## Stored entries
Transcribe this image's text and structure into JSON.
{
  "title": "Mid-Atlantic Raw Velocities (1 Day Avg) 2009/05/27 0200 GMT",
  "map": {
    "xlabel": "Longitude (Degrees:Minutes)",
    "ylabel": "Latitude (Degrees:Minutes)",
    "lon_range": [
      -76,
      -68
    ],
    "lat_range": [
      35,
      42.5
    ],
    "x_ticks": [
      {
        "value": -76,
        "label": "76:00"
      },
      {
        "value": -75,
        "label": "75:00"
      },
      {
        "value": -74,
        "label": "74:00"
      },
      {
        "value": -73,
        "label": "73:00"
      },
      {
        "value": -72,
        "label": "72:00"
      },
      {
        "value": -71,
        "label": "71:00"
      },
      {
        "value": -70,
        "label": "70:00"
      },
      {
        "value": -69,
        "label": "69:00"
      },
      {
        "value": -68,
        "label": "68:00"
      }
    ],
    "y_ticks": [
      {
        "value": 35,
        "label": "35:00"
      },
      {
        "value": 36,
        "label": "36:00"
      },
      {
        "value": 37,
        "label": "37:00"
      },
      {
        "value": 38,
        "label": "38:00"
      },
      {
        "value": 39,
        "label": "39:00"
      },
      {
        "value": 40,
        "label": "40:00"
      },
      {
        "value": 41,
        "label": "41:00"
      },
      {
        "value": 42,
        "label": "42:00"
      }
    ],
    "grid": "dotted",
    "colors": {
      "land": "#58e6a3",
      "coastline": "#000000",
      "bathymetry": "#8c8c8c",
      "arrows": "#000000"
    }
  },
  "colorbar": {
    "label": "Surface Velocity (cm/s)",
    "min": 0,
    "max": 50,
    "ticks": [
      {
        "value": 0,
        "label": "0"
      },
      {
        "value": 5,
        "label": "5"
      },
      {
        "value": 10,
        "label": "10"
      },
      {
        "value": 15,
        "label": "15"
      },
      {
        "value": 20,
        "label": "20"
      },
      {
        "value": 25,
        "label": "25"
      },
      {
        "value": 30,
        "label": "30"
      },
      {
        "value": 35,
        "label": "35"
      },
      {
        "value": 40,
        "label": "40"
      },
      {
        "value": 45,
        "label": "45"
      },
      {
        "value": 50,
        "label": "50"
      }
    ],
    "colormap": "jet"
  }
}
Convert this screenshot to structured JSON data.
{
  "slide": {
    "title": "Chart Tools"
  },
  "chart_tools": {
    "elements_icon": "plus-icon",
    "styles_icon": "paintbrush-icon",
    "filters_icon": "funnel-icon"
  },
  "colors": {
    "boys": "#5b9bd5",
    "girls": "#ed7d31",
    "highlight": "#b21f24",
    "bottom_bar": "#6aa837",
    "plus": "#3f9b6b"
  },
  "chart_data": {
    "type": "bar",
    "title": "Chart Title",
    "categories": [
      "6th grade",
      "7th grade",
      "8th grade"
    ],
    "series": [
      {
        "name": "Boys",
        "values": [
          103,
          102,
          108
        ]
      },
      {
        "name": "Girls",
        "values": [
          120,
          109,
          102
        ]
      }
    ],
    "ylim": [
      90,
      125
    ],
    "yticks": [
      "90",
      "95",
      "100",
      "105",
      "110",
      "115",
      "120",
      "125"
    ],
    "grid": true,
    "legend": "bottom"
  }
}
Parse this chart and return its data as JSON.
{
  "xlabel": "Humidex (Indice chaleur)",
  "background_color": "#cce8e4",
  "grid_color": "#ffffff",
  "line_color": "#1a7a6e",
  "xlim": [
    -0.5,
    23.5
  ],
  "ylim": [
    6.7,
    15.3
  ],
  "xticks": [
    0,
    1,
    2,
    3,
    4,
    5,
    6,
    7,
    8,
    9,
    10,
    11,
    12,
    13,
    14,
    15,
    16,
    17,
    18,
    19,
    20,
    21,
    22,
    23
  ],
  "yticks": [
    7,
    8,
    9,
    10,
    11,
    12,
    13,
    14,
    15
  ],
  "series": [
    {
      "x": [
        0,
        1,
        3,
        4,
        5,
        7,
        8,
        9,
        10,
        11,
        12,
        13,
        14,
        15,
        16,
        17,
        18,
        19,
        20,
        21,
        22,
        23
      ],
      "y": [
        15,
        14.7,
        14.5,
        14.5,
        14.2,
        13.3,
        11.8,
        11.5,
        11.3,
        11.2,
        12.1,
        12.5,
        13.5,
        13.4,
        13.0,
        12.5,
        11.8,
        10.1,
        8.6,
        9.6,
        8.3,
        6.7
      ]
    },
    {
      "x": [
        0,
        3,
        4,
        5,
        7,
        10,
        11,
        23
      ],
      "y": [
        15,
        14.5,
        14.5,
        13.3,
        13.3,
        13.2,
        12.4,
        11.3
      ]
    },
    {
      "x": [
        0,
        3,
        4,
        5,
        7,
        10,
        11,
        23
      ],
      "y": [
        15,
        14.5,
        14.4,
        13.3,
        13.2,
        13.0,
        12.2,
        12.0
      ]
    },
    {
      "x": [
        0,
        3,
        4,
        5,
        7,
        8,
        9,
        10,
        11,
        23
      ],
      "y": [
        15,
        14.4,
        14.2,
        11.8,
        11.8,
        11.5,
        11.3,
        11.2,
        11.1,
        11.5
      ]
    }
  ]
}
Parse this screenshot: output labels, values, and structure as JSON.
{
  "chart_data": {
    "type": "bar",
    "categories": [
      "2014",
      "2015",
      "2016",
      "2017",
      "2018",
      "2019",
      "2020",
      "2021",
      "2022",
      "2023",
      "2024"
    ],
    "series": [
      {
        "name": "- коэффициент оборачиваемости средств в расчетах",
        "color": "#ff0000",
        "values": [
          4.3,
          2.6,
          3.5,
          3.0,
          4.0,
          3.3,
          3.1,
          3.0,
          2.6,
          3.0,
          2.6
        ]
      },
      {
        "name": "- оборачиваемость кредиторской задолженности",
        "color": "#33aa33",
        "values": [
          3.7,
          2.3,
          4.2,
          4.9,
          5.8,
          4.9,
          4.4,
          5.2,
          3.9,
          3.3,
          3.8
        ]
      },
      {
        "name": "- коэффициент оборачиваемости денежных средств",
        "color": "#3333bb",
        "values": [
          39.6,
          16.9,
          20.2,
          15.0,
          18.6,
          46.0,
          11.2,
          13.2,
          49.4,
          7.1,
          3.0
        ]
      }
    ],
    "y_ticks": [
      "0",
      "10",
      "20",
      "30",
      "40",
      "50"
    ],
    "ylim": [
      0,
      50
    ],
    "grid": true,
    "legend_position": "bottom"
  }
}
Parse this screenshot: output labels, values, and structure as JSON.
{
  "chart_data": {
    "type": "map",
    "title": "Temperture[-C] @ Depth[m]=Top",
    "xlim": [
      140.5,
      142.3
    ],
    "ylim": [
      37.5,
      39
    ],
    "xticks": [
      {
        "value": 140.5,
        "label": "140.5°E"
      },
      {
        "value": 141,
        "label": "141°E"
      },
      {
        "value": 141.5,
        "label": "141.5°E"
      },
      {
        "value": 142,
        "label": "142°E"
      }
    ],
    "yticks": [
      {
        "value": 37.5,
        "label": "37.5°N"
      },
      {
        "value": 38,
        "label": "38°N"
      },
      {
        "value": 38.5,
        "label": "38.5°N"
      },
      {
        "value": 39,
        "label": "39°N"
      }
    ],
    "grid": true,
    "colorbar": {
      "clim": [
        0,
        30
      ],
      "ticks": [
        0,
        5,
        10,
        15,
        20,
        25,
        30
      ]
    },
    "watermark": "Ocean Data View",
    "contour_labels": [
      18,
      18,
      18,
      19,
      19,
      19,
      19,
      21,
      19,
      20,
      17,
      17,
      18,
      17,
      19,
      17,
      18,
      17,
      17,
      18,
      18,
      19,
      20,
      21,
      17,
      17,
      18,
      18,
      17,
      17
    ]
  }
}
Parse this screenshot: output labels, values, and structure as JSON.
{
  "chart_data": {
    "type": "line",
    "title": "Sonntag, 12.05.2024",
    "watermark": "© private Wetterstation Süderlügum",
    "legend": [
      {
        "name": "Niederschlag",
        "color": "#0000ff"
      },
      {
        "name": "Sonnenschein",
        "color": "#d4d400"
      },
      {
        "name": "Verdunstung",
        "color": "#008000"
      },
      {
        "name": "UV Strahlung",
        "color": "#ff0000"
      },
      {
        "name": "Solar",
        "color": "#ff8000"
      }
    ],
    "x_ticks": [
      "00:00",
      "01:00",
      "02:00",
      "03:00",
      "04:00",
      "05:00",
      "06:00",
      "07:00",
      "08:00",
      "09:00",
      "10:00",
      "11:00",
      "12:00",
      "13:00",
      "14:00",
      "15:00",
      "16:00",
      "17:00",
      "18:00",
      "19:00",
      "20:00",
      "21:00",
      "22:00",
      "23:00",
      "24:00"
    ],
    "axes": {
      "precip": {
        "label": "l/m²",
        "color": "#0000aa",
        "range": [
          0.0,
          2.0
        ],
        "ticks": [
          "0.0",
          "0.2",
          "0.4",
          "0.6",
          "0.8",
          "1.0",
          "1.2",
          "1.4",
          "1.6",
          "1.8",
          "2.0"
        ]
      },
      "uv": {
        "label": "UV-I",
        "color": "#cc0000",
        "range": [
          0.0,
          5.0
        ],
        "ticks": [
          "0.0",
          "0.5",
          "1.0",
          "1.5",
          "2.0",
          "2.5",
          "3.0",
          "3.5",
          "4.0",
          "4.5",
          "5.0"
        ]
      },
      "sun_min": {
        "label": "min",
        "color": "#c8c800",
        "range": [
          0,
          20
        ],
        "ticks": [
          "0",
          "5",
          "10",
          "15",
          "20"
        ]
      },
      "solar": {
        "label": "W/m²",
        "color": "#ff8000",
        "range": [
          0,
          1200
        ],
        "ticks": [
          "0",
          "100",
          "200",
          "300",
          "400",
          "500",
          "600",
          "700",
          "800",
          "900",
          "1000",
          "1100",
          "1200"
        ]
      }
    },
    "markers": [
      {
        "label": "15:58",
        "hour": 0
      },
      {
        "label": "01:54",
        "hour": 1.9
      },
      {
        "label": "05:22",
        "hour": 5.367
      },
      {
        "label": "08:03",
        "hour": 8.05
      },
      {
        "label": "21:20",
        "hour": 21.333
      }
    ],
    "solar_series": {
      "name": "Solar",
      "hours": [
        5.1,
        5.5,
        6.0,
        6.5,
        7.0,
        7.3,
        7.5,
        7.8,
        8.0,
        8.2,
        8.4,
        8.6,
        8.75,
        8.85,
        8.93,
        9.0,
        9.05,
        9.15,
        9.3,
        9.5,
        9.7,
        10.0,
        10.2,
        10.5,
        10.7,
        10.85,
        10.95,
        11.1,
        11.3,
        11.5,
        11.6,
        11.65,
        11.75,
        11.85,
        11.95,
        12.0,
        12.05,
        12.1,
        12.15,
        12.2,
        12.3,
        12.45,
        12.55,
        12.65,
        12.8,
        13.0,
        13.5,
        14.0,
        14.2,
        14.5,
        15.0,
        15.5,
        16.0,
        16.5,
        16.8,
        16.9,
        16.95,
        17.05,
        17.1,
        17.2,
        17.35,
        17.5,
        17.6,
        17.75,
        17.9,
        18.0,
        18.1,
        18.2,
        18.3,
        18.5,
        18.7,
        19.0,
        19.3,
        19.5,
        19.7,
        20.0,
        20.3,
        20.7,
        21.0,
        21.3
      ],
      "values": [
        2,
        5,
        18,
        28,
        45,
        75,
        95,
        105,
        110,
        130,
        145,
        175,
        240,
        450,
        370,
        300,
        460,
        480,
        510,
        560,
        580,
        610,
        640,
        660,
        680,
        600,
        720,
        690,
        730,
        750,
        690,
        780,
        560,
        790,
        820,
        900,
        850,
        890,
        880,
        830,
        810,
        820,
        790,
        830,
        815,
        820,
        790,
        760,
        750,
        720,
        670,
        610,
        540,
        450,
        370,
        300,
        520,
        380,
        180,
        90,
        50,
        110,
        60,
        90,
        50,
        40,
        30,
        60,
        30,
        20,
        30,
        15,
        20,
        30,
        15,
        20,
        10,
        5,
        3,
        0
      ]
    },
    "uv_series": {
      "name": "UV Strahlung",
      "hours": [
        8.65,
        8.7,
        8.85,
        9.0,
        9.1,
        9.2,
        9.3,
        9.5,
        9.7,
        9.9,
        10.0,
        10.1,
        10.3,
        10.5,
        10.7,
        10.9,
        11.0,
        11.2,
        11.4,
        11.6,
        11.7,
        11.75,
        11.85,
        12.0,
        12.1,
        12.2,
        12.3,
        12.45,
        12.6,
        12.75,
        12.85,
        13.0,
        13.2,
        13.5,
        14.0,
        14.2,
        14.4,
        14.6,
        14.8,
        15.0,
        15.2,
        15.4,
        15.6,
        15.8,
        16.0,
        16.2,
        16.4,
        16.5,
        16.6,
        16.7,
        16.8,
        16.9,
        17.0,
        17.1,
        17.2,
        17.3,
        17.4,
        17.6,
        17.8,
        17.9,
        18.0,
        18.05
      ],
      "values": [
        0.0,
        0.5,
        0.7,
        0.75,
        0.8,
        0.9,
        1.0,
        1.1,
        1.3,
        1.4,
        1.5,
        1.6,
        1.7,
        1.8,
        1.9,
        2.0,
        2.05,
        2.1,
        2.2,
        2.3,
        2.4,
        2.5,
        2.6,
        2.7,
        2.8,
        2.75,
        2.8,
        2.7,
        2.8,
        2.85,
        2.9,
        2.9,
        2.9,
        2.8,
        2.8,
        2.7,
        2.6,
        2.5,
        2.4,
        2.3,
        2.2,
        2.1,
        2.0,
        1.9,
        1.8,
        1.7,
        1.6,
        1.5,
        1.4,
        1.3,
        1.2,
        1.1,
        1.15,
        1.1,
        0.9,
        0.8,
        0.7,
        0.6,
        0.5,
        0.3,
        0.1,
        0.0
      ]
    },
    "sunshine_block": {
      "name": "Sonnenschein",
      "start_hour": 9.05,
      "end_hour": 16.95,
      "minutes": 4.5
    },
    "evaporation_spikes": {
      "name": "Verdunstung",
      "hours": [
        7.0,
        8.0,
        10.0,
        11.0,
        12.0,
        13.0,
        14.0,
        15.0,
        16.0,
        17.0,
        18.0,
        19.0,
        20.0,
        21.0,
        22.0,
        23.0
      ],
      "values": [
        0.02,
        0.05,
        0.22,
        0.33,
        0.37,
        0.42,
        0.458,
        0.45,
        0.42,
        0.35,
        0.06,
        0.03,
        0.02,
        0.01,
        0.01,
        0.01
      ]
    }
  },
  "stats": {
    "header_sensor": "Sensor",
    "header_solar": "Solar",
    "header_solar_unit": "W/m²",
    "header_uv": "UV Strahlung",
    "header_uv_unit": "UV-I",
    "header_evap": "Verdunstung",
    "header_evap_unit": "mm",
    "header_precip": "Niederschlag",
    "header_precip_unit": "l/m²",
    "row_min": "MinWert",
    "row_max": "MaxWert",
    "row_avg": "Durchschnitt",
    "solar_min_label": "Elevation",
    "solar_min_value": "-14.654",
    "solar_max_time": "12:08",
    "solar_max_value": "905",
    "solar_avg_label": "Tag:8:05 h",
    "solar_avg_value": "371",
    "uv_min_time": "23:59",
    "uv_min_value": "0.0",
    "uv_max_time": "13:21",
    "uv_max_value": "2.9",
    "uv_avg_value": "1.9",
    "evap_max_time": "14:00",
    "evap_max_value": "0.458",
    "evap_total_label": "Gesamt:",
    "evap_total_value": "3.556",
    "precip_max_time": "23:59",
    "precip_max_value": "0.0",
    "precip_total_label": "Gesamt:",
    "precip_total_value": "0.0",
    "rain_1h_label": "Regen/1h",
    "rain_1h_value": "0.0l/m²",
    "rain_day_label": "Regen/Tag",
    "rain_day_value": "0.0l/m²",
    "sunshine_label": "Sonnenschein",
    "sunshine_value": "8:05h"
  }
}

## TASK DETAILS
Search the lines for the string "Regen" and copy every line that has it.

## TASK SOLUTION
    "rain_1h_label": "Regen/1h",
    "rain_day_label": "Regen/Tag",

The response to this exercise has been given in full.